#### Task requirements:
List every line below containing "will".
===
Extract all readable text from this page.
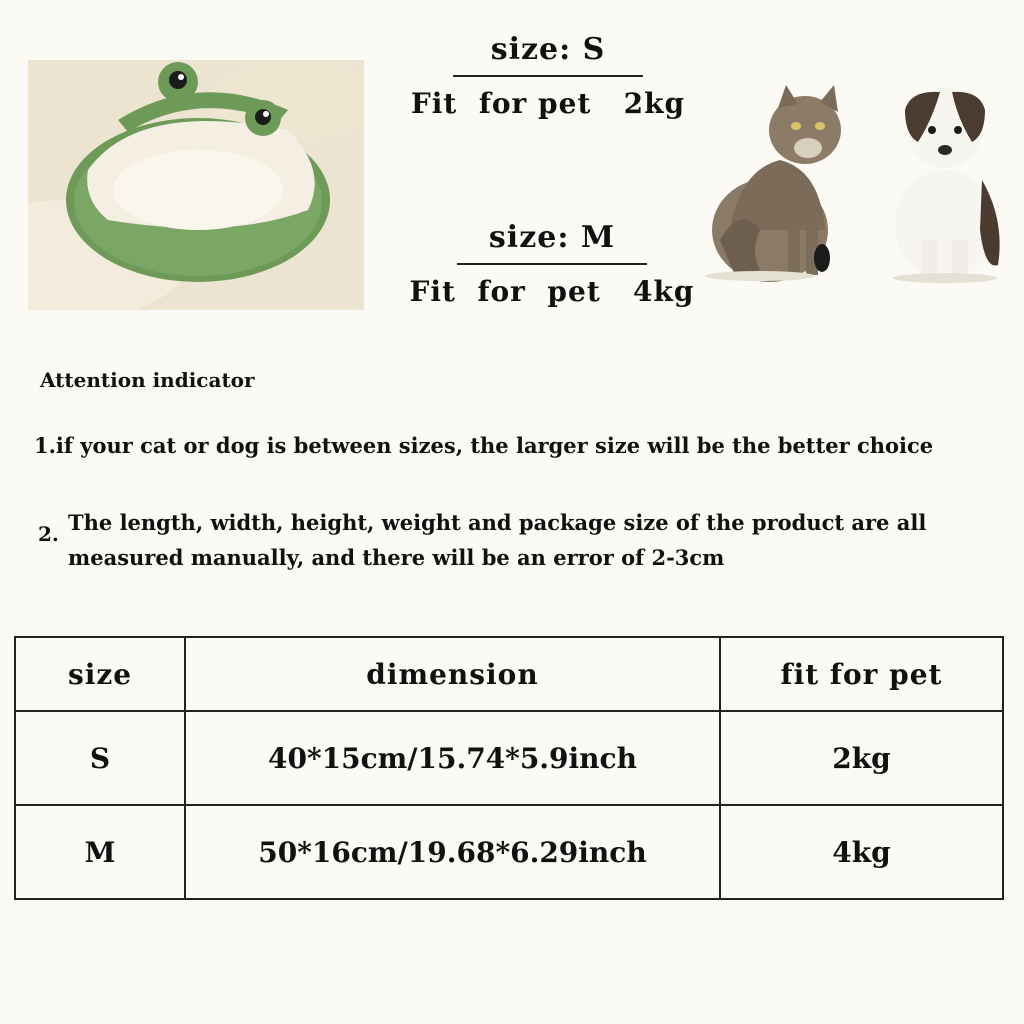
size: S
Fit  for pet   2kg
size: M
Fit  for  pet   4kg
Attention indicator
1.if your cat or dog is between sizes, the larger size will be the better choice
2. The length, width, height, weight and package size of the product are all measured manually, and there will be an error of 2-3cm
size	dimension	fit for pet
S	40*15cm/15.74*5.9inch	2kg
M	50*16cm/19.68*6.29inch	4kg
===
#### The solution:
1.if your cat or dog is between sizes, the larger size will be the better choice
2. The length, width, height, weight and package size of the product are all measured manually, and there will be an error of 2-3cm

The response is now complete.